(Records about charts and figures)
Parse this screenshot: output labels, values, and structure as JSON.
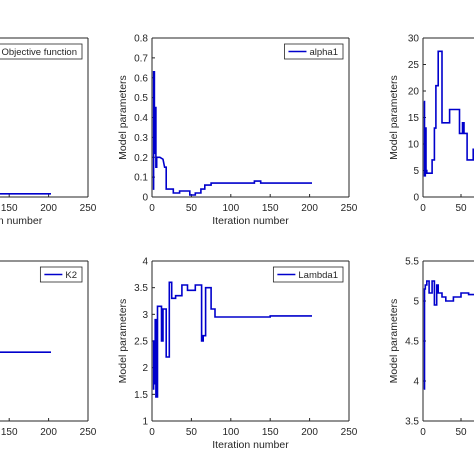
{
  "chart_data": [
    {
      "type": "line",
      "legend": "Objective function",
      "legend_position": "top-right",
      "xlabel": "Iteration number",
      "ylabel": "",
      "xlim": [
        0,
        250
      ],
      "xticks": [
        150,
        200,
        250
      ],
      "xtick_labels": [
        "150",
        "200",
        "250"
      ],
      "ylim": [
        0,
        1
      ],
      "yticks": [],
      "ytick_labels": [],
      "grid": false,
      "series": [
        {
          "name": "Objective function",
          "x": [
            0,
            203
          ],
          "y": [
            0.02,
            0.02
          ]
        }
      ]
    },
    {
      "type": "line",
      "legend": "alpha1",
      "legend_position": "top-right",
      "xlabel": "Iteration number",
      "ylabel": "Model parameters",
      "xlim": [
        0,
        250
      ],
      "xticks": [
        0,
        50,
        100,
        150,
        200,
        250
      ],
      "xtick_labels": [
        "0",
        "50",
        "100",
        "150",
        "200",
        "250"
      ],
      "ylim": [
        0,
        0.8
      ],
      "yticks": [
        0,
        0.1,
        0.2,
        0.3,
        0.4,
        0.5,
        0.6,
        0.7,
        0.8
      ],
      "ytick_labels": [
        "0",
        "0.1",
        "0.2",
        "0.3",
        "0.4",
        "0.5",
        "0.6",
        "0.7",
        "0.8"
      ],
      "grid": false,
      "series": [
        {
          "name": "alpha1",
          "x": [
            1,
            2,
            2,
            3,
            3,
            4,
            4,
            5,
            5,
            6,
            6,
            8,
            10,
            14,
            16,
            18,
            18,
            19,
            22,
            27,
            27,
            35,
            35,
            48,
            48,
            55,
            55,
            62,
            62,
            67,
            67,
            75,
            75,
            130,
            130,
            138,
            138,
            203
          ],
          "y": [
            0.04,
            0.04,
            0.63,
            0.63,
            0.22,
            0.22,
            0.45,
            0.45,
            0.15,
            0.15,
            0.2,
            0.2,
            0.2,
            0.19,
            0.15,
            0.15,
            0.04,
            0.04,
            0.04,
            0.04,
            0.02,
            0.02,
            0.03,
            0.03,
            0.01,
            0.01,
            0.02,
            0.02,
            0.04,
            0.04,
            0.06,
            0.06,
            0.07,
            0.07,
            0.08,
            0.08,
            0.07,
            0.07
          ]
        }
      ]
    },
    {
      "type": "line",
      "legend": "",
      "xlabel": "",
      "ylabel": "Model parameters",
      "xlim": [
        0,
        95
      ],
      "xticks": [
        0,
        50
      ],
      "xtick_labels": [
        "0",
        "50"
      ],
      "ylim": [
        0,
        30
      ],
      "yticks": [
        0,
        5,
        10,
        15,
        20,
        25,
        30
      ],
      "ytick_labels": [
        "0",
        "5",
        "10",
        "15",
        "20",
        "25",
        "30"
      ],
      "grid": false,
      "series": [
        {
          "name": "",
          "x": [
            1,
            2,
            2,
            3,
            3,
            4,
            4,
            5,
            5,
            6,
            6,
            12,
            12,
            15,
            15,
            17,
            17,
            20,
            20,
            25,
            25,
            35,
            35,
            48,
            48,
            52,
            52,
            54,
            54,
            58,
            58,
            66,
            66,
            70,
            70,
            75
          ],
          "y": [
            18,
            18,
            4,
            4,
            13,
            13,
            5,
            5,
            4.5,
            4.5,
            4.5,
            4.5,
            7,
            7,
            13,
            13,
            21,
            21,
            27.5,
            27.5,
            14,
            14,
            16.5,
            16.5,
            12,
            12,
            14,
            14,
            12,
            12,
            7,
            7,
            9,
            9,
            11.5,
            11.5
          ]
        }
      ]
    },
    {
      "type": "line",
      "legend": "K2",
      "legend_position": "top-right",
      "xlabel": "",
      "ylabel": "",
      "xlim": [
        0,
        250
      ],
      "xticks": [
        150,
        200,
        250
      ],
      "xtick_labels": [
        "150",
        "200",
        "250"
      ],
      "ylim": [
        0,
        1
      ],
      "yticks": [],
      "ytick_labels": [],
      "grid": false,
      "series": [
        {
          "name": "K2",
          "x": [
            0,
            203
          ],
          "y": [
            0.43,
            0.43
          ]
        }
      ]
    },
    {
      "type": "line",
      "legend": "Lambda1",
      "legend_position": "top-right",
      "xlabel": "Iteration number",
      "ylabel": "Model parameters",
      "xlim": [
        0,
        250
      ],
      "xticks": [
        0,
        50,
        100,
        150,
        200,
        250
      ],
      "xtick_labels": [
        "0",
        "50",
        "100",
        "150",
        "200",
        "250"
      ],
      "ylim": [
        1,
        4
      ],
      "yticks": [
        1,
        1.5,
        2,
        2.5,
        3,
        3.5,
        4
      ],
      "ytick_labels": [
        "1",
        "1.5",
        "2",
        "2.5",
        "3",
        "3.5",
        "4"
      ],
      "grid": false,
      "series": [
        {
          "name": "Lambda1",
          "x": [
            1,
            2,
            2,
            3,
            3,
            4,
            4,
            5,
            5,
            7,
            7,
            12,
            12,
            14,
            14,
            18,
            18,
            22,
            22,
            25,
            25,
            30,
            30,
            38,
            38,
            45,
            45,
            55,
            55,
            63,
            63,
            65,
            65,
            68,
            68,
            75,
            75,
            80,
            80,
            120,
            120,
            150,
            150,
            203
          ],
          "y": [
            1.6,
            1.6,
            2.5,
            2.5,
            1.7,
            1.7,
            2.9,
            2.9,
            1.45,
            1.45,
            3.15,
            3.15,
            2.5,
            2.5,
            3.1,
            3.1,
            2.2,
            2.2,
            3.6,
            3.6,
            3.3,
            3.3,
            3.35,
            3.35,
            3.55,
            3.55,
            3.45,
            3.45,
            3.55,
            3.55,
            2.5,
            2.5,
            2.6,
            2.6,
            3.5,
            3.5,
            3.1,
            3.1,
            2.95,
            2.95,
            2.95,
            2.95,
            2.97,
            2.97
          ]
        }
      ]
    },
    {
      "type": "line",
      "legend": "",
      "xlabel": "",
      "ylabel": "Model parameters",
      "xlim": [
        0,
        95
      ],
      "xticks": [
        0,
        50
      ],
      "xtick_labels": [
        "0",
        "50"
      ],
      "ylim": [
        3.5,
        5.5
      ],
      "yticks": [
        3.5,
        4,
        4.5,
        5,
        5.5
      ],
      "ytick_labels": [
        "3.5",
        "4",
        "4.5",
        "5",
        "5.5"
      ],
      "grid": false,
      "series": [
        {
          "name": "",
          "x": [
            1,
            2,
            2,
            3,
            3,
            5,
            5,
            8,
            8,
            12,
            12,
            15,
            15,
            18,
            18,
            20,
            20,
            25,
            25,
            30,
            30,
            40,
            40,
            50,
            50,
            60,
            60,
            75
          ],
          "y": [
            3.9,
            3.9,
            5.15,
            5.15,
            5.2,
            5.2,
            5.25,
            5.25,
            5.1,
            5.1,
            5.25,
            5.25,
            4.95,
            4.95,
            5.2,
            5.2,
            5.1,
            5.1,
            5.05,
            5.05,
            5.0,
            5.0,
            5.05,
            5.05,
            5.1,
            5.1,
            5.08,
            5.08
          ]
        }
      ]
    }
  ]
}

▸ What you have to do
Retype everything in the material word for word, minus pictures.

▸ Exercise answer
Parse this screenshot: output labels, values, and structure as JSON.
{
  "chart_data": [
    {
      "type": "line",
      "legend": "Objective function",
      "legend_position": "top-right",
      "xlabel": "Iteration number",
      "ylabel": "",
      "xlim": [
        0,
        250
      ],
      "xticks": [
        150,
        200,
        250
      ],
      "xtick_labels": [
        "150",
        "200",
        "250"
      ],
      "ylim": [
        0,
        1
      ],
      "yticks": [],
      "ytick_labels": [],
      "grid": false,
      "series": [
        {
          "name": "Objective function",
          "x": [
            0,
            203
          ],
          "y": [
            0.02,
            0.02
          ]
        }
      ]
    },
    {
      "type": "line",
      "legend": "alpha1",
      "legend_position": "top-right",
      "xlabel": "Iteration number",
      "ylabel": "Model parameters",
      "xlim": [
        0,
        250
      ],
      "xticks": [
        0,
        50,
        100,
        150,
        200,
        250
      ],
      "xtick_labels": [
        "0",
        "50",
        "100",
        "150",
        "200",
        "250"
      ],
      "ylim": [
        0,
        0.8
      ],
      "yticks": [
        0,
        0.1,
        0.2,
        0.3,
        0.4,
        0.5,
        0.6,
        0.7,
        0.8
      ],
      "ytick_labels": [
        "0",
        "0.1",
        "0.2",
        "0.3",
        "0.4",
        "0.5",
        "0.6",
        "0.7",
        "0.8"
      ],
      "grid": false,
      "series": [
        {
          "name": "alpha1",
          "x": [
            1,
            2,
            2,
            3,
            3,
            4,
            4,
            5,
            5,
            6,
            6,
            8,
            10,
            14,
            16,
            18,
            18,
            19,
            22,
            27,
            27,
            35,
            35,
            48,
            48,
            55,
            55,
            62,
            62,
            67,
            67,
            75,
            75,
            130,
            130,
            138,
            138,
            203
          ],
          "y": [
            0.04,
            0.04,
            0.63,
            0.63,
            0.22,
            0.22,
            0.45,
            0.45,
            0.15,
            0.15,
            0.2,
            0.2,
            0.2,
            0.19,
            0.15,
            0.15,
            0.04,
            0.04,
            0.04,
            0.04,
            0.02,
            0.02,
            0.03,
            0.03,
            0.01,
            0.01,
            0.02,
            0.02,
            0.04,
            0.04,
            0.06,
            0.06,
            0.07,
            0.07,
            0.08,
            0.08,
            0.07,
            0.07
          ]
        }
      ]
    },
    {
      "type": "line",
      "legend": "",
      "xlabel": "",
      "ylabel": "Model parameters",
      "xlim": [
        0,
        95
      ],
      "xticks": [
        0,
        50
      ],
      "xtick_labels": [
        "0",
        "50"
      ],
      "ylim": [
        0,
        30
      ],
      "yticks": [
        0,
        5,
        10,
        15,
        20,
        25,
        30
      ],
      "ytick_labels": [
        "0",
        "5",
        "10",
        "15",
        "20",
        "25",
        "30"
      ],
      "grid": false,
      "series": [
        {
          "name": "",
          "x": [
            1,
            2,
            2,
            3,
            3,
            4,
            4,
            5,
            5,
            6,
            6,
            12,
            12,
            15,
            15,
            17,
            17,
            20,
            20,
            25,
            25,
            35,
            35,
            48,
            48,
            52,
            52,
            54,
            54,
            58,
            58,
            66,
            66,
            70,
            70,
            75
          ],
          "y": [
            18,
            18,
            4,
            4,
            13,
            13,
            5,
            5,
            4.5,
            4.5,
            4.5,
            4.5,
            7,
            7,
            13,
            13,
            21,
            21,
            27.5,
            27.5,
            14,
            14,
            16.5,
            16.5,
            12,
            12,
            14,
            14,
            12,
            12,
            7,
            7,
            9,
            9,
            11.5,
            11.5
          ]
        }
      ]
    },
    {
      "type": "line",
      "legend": "K2",
      "legend_position": "top-right",
      "xlabel": "",
      "ylabel": "",
      "xlim": [
        0,
        250
      ],
      "xticks": [
        150,
        200,
        250
      ],
      "xtick_labels": [
        "150",
        "200",
        "250"
      ],
      "ylim": [
        0,
        1
      ],
      "yticks": [],
      "ytick_labels": [],
      "grid": false,
      "series": [
        {
          "name": "K2",
          "x": [
            0,
            203
          ],
          "y": [
            0.43,
            0.43
          ]
        }
      ]
    },
    {
      "type": "line",
      "legend": "Lambda1",
      "legend_position": "top-right",
      "xlabel": "Iteration number",
      "ylabel": "Model parameters",
      "xlim": [
        0,
        250
      ],
      "xticks": [
        0,
        50,
        100,
        150,
        200,
        250
      ],
      "xtick_labels": [
        "0",
        "50",
        "100",
        "150",
        "200",
        "250"
      ],
      "ylim": [
        1,
        4
      ],
      "yticks": [
        1,
        1.5,
        2,
        2.5,
        3,
        3.5,
        4
      ],
      "ytick_labels": [
        "1",
        "1.5",
        "2",
        "2.5",
        "3",
        "3.5",
        "4"
      ],
      "grid": false,
      "series": [
        {
          "name": "Lambda1",
          "x": [
            1,
            2,
            2,
            3,
            3,
            4,
            4,
            5,
            5,
            7,
            7,
            12,
            12,
            14,
            14,
            18,
            18,
            22,
            22,
            25,
            25,
            30,
            30,
            38,
            38,
            45,
            45,
            55,
            55,
            63,
            63,
            65,
            65,
            68,
            68,
            75,
            75,
            80,
            80,
            120,
            120,
            150,
            150,
            203
          ],
          "y": [
            1.6,
            1.6,
            2.5,
            2.5,
            1.7,
            1.7,
            2.9,
            2.9,
            1.45,
            1.45,
            3.15,
            3.15,
            2.5,
            2.5,
            3.1,
            3.1,
            2.2,
            2.2,
            3.6,
            3.6,
            3.3,
            3.3,
            3.35,
            3.35,
            3.55,
            3.55,
            3.45,
            3.45,
            3.55,
            3.55,
            2.5,
            2.5,
            2.6,
            2.6,
            3.5,
            3.5,
            3.1,
            3.1,
            2.95,
            2.95,
            2.95,
            2.95,
            2.97,
            2.97
          ]
        }
      ]
    },
    {
      "type": "line",
      "legend": "",
      "xlabel": "",
      "ylabel": "Model parameters",
      "xlim": [
        0,
        95
      ],
      "xticks": [
        0,
        50
      ],
      "xtick_labels": [
        "0",
        "50"
      ],
      "ylim": [
        3.5,
        5.5
      ],
      "yticks": [
        3.5,
        4,
        4.5,
        5,
        5.5
      ],
      "ytick_labels": [
        "3.5",
        "4",
        "4.5",
        "5",
        "5.5"
      ],
      "grid": false,
      "series": [
        {
          "name": "",
          "x": [
            1,
            2,
            2,
            3,
            3,
            5,
            5,
            8,
            8,
            12,
            12,
            15,
            15,
            18,
            18,
            20,
            20,
            25,
            25,
            30,
            30,
            40,
            40,
            50,
            50,
            60,
            60,
            75
          ],
          "y": [
            3.9,
            3.9,
            5.15,
            5.15,
            5.2,
            5.2,
            5.25,
            5.25,
            5.1,
            5.1,
            5.25,
            5.25,
            4.95,
            4.95,
            5.2,
            5.2,
            5.1,
            5.1,
            5.05,
            5.05,
            5.0,
            5.0,
            5.05,
            5.05,
            5.1,
            5.1,
            5.08,
            5.08
          ]
        }
      ]
    }
  ]
}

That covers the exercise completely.